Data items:
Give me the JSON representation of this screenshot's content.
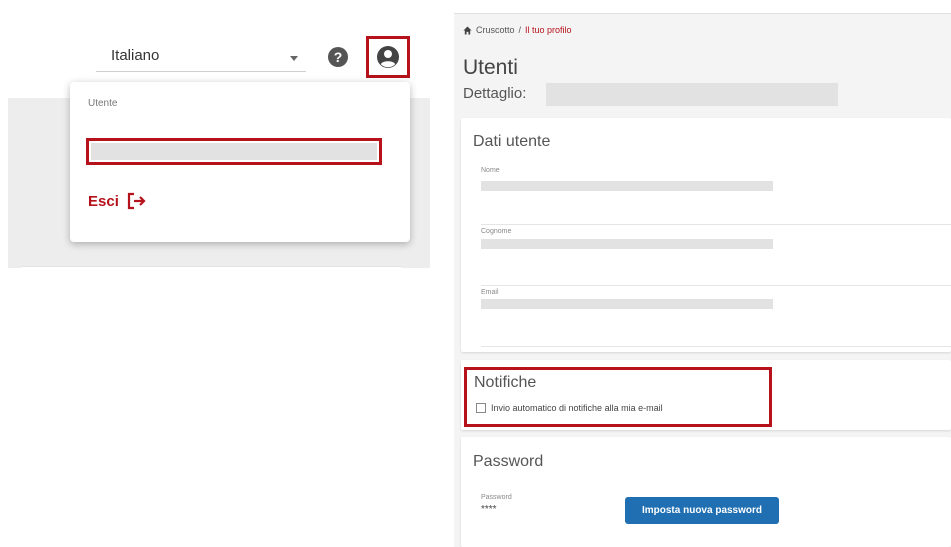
{
  "header": {
    "language": "Italiano",
    "help_icon": "question-circle-icon",
    "user_icon": "user-circle-icon"
  },
  "user_menu": {
    "label": "Utente",
    "logout_label": "Esci",
    "logout_icon": "sign-out-icon"
  },
  "breadcrumb": {
    "home_icon": "home-icon",
    "home": "Cruscotto",
    "separator": "/",
    "current": "Il tuo profilo"
  },
  "page": {
    "title": "Utenti",
    "subtitle_label": "Dettaglio:"
  },
  "user_data": {
    "title": "Dati utente",
    "fields": [
      {
        "label": "Nome"
      },
      {
        "label": "Cognome"
      },
      {
        "label": "Email"
      }
    ]
  },
  "notifications": {
    "title": "Notifiche",
    "checkbox_label": "Invio automatico di notifiche alla mia e-mail",
    "checked": false
  },
  "password": {
    "title": "Password",
    "label": "Password",
    "value": "****",
    "button_label": "Imposta nuova password"
  },
  "colors": {
    "accent": "#b5121b",
    "primary_button": "#1f6fb2",
    "redaction": "#e2e2e2"
  }
}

▸ **Your objective**: Ignore the images and quote every line of the listing exactly.

▸ **Answer**:
Give me the JSON representation of this screenshot's content.
{
  "header": {
    "language": "Italiano",
    "help_icon": "question-circle-icon",
    "user_icon": "user-circle-icon"
  },
  "user_menu": {
    "label": "Utente",
    "logout_label": "Esci",
    "logout_icon": "sign-out-icon"
  },
  "breadcrumb": {
    "home_icon": "home-icon",
    "home": "Cruscotto",
    "separator": "/",
    "current": "Il tuo profilo"
  },
  "page": {
    "title": "Utenti",
    "subtitle_label": "Dettaglio:"
  },
  "user_data": {
    "title": "Dati utente",
    "fields": [
      {
        "label": "Nome"
      },
      {
        "label": "Cognome"
      },
      {
        "label": "Email"
      }
    ]
  },
  "notifications": {
    "title": "Notifiche",
    "checkbox_label": "Invio automatico di notifiche alla mia e-mail",
    "checked": false
  },
  "password": {
    "title": "Password",
    "label": "Password",
    "value": "****",
    "button_label": "Imposta nuova password"
  },
  "colors": {
    "accent": "#b5121b",
    "primary_button": "#1f6fb2",
    "redaction": "#e2e2e2"
  }
}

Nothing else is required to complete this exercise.